> **Dataset extract**:
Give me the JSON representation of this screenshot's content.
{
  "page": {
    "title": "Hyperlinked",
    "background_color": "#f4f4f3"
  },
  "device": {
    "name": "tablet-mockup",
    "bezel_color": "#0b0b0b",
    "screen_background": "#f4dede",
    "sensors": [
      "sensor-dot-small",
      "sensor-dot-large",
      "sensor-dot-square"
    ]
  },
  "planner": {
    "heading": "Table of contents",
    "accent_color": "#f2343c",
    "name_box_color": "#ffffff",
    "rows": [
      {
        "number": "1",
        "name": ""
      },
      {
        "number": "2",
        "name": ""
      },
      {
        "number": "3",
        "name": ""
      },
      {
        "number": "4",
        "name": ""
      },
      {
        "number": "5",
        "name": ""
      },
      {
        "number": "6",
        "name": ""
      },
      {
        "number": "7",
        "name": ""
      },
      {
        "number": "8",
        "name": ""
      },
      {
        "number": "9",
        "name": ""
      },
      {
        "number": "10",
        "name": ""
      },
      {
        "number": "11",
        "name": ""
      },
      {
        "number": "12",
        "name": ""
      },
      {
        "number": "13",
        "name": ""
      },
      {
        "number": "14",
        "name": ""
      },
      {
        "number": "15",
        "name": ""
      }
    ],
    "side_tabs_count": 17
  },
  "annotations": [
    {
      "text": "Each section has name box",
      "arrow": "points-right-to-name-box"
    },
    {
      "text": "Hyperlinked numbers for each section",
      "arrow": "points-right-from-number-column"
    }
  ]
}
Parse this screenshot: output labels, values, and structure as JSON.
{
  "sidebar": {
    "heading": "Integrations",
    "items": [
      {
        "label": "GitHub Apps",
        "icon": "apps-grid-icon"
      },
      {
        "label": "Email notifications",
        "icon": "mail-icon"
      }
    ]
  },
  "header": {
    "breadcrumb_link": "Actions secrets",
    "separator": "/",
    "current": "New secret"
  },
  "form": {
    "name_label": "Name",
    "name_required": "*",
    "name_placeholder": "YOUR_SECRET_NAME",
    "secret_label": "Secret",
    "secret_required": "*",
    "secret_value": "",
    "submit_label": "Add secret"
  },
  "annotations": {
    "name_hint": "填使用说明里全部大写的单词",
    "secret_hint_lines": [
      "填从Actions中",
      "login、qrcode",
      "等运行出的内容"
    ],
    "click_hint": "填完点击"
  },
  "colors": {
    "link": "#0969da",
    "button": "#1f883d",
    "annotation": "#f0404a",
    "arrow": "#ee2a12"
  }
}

> **Exercise brief**: What are the lines from the one with "Parse this screenshot: output" through the last line of the records above? Quote them exactly and add nothing.

> **In response**:
Parse this screenshot: output labels, values, and structure as JSON.
{
  "sidebar": {
    "heading": "Integrations",
    "items": [
      {
        "label": "GitHub Apps",
        "icon": "apps-grid-icon"
      },
      {
        "label": "Email notifications",
        "icon": "mail-icon"
      }
    ]
  },
  "header": {
    "breadcrumb_link": "Actions secrets",
    "separator": "/",
    "current": "New secret"
  },
  "form": {
    "name_label": "Name",
    "name_required": "*",
    "name_placeholder": "YOUR_SECRET_NAME",
    "secret_label": "Secret",
    "secret_required": "*",
    "secret_value": "",
    "submit_label": "Add secret"
  },
  "annotations": {
    "name_hint": "填使用说明里全部大写的单词",
    "secret_hint_lines": [
      "填从Actions中",
      "login、qrcode",
      "等运行出的内容"
    ],
    "click_hint": "填完点击"
  },
  "colors": {
    "link": "#0969da",
    "button": "#1f883d",
    "annotation": "#f0404a",
    "arrow": "#ee2a12"
  }
}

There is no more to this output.